Identify the lines that contain the string "Significance" and copy all of them.

'''

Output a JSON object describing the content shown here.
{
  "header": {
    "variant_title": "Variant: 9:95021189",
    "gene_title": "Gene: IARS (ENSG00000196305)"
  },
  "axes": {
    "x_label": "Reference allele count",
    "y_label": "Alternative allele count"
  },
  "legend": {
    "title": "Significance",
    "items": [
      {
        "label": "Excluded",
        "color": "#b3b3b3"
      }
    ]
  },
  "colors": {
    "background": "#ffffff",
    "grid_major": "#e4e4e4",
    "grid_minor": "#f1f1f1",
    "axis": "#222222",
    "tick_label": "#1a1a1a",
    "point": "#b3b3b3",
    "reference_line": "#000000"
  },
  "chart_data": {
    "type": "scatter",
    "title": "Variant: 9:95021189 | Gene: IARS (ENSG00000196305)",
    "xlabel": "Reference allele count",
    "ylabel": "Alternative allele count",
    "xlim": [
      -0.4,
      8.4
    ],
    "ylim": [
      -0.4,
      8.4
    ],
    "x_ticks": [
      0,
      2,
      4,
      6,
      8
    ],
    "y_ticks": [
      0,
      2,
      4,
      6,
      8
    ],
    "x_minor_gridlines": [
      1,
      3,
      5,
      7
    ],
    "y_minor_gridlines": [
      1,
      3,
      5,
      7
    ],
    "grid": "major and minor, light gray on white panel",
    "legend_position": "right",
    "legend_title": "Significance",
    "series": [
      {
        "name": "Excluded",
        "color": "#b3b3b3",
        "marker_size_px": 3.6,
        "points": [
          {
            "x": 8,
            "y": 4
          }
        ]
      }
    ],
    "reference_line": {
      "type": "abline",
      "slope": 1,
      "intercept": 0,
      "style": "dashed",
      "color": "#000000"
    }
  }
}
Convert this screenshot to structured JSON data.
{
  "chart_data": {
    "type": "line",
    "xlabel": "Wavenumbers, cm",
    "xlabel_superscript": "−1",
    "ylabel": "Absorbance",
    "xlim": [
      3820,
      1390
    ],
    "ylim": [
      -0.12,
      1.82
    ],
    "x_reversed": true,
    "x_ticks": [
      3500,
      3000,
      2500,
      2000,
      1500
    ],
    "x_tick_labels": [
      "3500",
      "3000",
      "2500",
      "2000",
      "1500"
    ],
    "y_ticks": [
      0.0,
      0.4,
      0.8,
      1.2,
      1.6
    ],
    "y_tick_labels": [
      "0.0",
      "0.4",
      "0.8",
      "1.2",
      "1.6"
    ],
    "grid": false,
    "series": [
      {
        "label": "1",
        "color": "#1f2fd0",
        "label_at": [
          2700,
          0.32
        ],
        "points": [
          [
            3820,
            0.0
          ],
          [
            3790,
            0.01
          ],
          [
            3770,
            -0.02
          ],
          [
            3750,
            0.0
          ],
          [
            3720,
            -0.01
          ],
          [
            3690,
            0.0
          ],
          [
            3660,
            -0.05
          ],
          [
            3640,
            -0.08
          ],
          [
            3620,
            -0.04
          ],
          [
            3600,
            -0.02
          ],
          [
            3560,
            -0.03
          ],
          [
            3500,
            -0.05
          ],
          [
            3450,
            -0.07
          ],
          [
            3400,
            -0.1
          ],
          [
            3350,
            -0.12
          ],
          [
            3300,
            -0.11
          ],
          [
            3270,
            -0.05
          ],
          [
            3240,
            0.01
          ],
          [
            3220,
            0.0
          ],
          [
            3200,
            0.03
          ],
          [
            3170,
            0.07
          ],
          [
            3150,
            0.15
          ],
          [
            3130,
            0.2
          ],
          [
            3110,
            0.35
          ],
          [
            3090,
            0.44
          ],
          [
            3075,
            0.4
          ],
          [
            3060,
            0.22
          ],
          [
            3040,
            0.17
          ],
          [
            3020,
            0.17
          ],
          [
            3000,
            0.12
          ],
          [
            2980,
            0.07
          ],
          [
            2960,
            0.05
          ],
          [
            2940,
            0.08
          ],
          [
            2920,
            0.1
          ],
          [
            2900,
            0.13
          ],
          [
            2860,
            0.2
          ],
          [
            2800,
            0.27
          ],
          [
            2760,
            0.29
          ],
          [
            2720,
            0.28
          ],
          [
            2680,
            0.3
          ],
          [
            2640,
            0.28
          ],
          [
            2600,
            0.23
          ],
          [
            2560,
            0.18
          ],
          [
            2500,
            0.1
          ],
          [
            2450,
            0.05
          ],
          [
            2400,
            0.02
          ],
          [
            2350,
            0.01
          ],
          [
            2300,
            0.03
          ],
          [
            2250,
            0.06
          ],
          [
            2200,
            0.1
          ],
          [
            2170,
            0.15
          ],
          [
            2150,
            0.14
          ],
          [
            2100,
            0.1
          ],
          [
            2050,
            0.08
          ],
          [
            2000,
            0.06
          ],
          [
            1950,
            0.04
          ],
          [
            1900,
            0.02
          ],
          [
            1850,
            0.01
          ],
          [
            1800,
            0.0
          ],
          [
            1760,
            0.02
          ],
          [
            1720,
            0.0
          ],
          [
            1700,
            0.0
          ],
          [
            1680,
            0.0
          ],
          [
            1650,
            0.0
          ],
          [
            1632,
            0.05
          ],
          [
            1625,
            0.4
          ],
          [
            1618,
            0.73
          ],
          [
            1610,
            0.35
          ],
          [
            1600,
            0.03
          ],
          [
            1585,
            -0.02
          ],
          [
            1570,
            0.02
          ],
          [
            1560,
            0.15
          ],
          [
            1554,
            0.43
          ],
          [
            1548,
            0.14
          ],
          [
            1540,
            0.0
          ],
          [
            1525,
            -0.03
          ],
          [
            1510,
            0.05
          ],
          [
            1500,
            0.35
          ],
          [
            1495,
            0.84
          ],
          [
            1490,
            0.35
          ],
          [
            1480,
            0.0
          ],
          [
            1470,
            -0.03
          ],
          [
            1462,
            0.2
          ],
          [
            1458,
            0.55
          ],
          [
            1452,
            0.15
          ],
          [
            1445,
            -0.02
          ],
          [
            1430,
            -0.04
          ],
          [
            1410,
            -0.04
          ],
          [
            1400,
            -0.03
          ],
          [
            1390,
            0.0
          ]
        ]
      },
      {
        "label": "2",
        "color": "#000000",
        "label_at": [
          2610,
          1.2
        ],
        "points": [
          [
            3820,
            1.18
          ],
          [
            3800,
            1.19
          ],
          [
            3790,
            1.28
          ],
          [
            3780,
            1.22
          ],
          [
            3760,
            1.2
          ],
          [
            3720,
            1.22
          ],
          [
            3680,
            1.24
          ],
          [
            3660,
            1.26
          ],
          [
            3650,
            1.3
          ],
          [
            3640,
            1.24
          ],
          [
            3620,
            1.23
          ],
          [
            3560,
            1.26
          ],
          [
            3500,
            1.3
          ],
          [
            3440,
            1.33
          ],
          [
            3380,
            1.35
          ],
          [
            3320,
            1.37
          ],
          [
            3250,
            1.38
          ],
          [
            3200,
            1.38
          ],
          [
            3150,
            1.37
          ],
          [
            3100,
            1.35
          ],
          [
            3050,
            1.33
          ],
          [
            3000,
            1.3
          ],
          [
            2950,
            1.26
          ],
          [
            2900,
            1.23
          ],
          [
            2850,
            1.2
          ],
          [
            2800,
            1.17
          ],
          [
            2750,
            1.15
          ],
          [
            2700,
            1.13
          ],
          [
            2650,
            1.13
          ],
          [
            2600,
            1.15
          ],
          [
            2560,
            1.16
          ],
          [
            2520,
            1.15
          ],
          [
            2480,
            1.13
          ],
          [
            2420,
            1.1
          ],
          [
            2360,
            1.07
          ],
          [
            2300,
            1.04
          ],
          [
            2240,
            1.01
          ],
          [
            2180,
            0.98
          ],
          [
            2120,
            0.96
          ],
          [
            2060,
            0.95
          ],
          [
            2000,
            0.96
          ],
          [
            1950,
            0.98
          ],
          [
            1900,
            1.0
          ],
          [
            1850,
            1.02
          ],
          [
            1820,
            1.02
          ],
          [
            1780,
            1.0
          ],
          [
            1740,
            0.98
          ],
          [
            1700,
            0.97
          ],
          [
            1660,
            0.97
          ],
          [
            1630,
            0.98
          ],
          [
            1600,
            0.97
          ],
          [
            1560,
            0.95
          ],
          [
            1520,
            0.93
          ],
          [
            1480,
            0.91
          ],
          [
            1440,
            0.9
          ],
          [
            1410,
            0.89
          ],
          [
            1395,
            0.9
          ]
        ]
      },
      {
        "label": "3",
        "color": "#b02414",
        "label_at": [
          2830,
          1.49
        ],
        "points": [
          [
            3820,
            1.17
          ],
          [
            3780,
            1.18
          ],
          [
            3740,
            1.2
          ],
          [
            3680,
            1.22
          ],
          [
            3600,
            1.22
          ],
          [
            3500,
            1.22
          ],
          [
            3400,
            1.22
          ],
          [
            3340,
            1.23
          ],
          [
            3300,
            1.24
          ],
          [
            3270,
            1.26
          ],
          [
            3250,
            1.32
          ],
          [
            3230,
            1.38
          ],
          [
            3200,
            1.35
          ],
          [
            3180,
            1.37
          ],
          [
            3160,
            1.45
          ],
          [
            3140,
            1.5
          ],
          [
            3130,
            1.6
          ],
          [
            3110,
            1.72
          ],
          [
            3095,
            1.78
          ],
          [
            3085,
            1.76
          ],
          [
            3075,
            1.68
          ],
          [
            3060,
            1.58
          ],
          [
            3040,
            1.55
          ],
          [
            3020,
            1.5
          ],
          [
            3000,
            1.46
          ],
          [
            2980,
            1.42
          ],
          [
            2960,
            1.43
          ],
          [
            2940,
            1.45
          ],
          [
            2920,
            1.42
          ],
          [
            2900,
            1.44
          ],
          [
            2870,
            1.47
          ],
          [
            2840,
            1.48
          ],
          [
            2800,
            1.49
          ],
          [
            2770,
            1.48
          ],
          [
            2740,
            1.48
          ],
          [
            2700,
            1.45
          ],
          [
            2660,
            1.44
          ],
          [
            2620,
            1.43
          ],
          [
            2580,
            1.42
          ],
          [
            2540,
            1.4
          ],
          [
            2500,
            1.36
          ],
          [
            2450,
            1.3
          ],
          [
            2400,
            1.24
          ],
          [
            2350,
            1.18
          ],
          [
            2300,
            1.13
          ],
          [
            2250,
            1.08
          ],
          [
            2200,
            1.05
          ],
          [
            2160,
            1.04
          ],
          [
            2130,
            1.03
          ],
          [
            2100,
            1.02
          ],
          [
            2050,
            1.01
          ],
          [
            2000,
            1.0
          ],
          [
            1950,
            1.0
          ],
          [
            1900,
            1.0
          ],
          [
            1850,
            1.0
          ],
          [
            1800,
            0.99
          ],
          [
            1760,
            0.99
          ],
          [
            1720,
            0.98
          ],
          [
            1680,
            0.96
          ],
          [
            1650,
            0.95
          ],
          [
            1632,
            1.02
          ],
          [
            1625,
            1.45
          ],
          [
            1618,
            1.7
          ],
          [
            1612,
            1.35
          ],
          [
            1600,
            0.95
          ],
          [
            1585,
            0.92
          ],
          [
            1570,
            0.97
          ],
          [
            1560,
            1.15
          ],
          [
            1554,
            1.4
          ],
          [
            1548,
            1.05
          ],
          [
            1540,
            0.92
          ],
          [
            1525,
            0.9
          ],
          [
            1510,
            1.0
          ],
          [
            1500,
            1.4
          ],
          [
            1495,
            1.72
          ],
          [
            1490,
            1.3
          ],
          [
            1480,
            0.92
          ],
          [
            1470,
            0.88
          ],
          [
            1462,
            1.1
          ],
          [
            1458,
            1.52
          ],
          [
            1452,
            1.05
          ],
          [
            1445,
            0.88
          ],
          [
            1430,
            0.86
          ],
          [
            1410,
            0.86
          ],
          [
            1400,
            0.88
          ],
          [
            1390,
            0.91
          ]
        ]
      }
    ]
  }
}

'''

## Right answer
    "title": "Significance",
    "legend_title": "Significance",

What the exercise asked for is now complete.